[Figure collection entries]

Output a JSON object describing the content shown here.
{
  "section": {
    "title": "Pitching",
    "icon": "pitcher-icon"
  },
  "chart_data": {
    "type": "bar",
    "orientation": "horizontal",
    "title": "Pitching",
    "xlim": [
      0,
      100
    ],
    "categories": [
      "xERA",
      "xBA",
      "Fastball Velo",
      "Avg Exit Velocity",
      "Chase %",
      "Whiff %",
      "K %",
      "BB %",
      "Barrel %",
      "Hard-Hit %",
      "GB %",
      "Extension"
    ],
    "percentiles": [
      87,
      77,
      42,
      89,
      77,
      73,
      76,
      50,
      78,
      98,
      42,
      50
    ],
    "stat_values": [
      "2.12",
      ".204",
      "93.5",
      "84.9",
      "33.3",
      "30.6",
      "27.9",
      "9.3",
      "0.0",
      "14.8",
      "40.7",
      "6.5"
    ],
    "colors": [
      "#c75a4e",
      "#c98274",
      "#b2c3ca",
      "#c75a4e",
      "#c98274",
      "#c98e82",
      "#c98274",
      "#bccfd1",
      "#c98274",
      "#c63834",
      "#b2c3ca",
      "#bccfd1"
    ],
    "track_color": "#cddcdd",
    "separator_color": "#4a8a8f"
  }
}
--
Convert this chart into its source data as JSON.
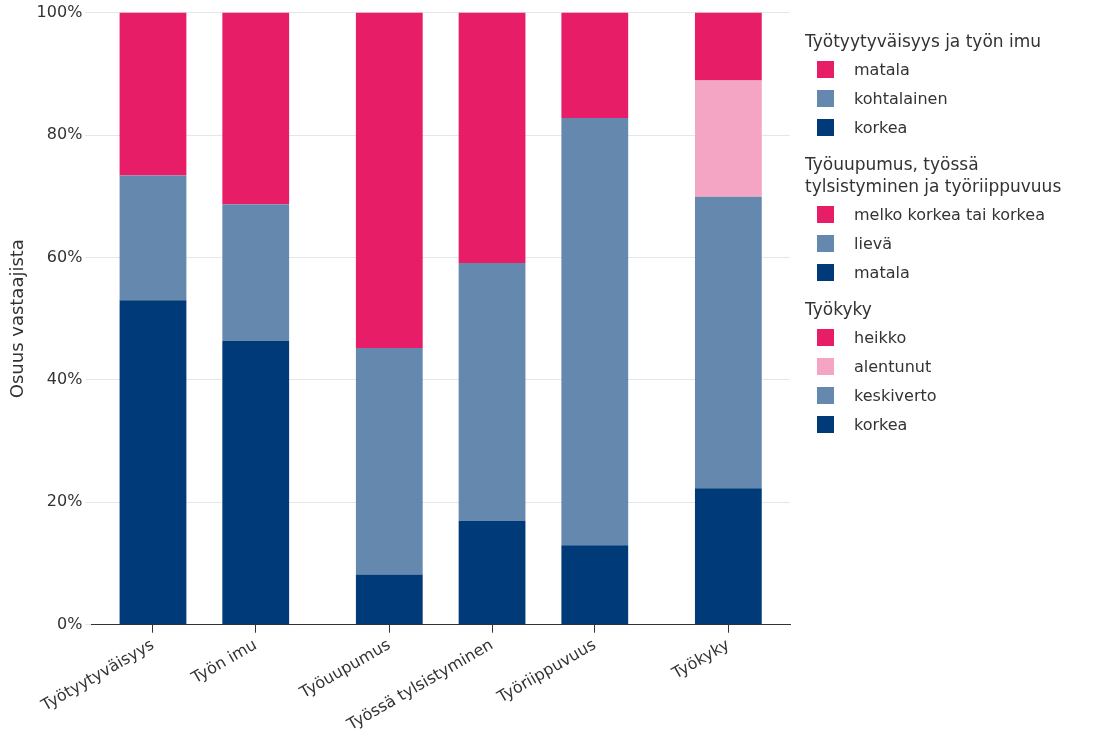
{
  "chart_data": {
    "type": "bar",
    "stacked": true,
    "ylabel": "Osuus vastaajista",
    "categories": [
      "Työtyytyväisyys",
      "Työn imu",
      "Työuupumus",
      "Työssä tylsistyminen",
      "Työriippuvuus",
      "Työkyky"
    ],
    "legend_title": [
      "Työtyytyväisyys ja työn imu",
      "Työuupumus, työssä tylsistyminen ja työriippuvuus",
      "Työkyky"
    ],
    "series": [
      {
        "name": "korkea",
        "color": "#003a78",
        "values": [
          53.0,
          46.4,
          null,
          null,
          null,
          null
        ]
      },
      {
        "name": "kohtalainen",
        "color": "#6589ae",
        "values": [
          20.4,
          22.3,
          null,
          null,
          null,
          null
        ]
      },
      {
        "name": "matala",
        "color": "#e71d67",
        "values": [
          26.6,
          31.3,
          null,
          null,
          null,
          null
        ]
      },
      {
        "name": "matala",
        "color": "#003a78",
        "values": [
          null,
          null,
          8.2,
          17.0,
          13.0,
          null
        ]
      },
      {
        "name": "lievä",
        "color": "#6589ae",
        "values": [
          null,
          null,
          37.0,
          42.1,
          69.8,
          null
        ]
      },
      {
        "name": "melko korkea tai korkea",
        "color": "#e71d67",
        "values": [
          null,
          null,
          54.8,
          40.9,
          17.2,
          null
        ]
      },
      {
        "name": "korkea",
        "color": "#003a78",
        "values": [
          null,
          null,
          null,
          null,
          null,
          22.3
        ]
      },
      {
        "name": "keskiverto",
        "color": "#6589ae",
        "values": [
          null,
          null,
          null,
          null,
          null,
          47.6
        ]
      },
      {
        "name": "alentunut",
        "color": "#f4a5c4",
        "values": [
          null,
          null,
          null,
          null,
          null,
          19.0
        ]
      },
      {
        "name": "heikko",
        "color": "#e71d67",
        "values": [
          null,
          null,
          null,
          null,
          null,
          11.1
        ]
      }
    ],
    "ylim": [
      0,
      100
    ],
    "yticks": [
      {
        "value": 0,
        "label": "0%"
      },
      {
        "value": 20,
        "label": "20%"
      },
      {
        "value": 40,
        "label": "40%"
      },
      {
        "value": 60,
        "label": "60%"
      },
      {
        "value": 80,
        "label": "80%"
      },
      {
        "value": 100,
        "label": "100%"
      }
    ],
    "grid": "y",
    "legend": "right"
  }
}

TASK PROMPT: The word "name" may appear on some lines of these records; state how many such lines there are, and nothing else.

SOLUTION FOR THIS PROBLEM: 10